(Short task): Retype everything in the listing, leaving each line exactly as it is.

┏━━

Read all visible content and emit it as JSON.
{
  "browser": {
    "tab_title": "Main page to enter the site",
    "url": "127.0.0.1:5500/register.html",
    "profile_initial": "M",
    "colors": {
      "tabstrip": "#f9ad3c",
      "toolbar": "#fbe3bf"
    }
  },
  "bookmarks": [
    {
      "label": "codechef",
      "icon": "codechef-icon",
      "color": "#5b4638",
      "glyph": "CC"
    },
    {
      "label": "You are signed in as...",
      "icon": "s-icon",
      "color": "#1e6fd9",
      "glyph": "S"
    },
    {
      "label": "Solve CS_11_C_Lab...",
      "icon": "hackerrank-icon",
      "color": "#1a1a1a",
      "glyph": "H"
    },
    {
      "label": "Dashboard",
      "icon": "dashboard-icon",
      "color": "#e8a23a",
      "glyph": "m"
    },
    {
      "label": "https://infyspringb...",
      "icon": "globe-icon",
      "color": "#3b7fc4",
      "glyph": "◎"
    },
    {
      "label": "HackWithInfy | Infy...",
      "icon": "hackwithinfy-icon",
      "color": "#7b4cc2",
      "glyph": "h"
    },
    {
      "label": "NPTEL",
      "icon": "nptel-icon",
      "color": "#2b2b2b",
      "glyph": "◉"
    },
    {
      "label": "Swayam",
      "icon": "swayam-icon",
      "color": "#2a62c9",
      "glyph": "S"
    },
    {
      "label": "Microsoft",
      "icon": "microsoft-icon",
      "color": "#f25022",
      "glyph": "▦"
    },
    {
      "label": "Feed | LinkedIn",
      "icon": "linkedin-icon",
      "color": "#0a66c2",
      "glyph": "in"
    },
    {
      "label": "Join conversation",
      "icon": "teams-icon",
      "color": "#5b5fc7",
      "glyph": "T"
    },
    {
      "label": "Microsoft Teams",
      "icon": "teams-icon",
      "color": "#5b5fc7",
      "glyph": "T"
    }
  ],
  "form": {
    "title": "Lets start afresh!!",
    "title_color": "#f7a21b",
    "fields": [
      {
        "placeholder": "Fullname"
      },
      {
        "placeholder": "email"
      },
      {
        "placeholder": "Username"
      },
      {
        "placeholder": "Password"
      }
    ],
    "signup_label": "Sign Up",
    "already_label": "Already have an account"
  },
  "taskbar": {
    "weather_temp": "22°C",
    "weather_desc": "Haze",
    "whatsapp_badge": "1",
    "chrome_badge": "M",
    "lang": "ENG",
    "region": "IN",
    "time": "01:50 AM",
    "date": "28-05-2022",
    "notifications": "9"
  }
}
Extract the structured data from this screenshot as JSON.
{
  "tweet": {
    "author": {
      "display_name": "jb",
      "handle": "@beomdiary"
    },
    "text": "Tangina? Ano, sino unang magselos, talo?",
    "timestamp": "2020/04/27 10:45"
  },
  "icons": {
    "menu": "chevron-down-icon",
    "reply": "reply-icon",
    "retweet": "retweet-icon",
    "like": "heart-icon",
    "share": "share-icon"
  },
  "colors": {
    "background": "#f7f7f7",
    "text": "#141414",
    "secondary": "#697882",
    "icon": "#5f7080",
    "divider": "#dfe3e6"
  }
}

┗━━

(Response to this task):
Read all visible content and emit it as JSON.
{
  "browser": {
    "tab_title": "Main page to enter the site",
    "url": "127.0.0.1:5500/register.html",
    "profile_initial": "M",
    "colors": {
      "tabstrip": "#f9ad3c",
      "toolbar": "#fbe3bf"
    }
  },
  "bookmarks": [
    {
      "label": "codechef",
      "icon": "codechef-icon",
      "color": "#5b4638",
      "glyph": "CC"
    },
    {
      "label": "You are signed in as...",
      "icon": "s-icon",
      "color": "#1e6fd9",
      "glyph": "S"
    },
    {
      "label": "Solve CS_11_C_Lab...",
      "icon": "hackerrank-icon",
      "color": "#1a1a1a",
      "glyph": "H"
    },
    {
      "label": "Dashboard",
      "icon": "dashboard-icon",
      "color": "#e8a23a",
      "glyph": "m"
    },
    {
      "label": "https://infyspringb...",
      "icon": "globe-icon",
      "color": "#3b7fc4",
      "glyph": "◎"
    },
    {
      "label": "HackWithInfy | Infy...",
      "icon": "hackwithinfy-icon",
      "color": "#7b4cc2",
      "glyph": "h"
    },
    {
      "label": "NPTEL",
      "icon": "nptel-icon",
      "color": "#2b2b2b",
      "glyph": "◉"
    },
    {
      "label": "Swayam",
      "icon": "swayam-icon",
      "color": "#2a62c9",
      "glyph": "S"
    },
    {
      "label": "Microsoft",
      "icon": "microsoft-icon",
      "color": "#f25022",
      "glyph": "▦"
    },
    {
      "label": "Feed | LinkedIn",
      "icon": "linkedin-icon",
      "color": "#0a66c2",
      "glyph": "in"
    },
    {
      "label": "Join conversation",
      "icon": "teams-icon",
      "color": "#5b5fc7",
      "glyph": "T"
    },
    {
      "label": "Microsoft Teams",
      "icon": "teams-icon",
      "color": "#5b5fc7",
      "glyph": "T"
    }
  ],
  "form": {
    "title": "Lets start afresh!!",
    "title_color": "#f7a21b",
    "fields": [
      {
        "placeholder": "Fullname"
      },
      {
        "placeholder": "email"
      },
      {
        "placeholder": "Username"
      },
      {
        "placeholder": "Password"
      }
    ],
    "signup_label": "Sign Up",
    "already_label": "Already have an account"
  },
  "taskbar": {
    "weather_temp": "22°C",
    "weather_desc": "Haze",
    "whatsapp_badge": "1",
    "chrome_badge": "M",
    "lang": "ENG",
    "region": "IN",
    "time": "01:50 AM",
    "date": "28-05-2022",
    "notifications": "9"
  }
}
Extract the structured data from this screenshot as JSON.
{
  "tweet": {
    "author": {
      "display_name": "jb",
      "handle": "@beomdiary"
    },
    "text": "Tangina? Ano, sino unang magselos, talo?",
    "timestamp": "2020/04/27 10:45"
  },
  "icons": {
    "menu": "chevron-down-icon",
    "reply": "reply-icon",
    "retweet": "retweet-icon",
    "like": "heart-icon",
    "share": "share-icon"
  },
  "colors": {
    "background": "#f7f7f7",
    "text": "#141414",
    "secondary": "#697882",
    "icon": "#5f7080",
    "divider": "#dfe3e6"
  }
}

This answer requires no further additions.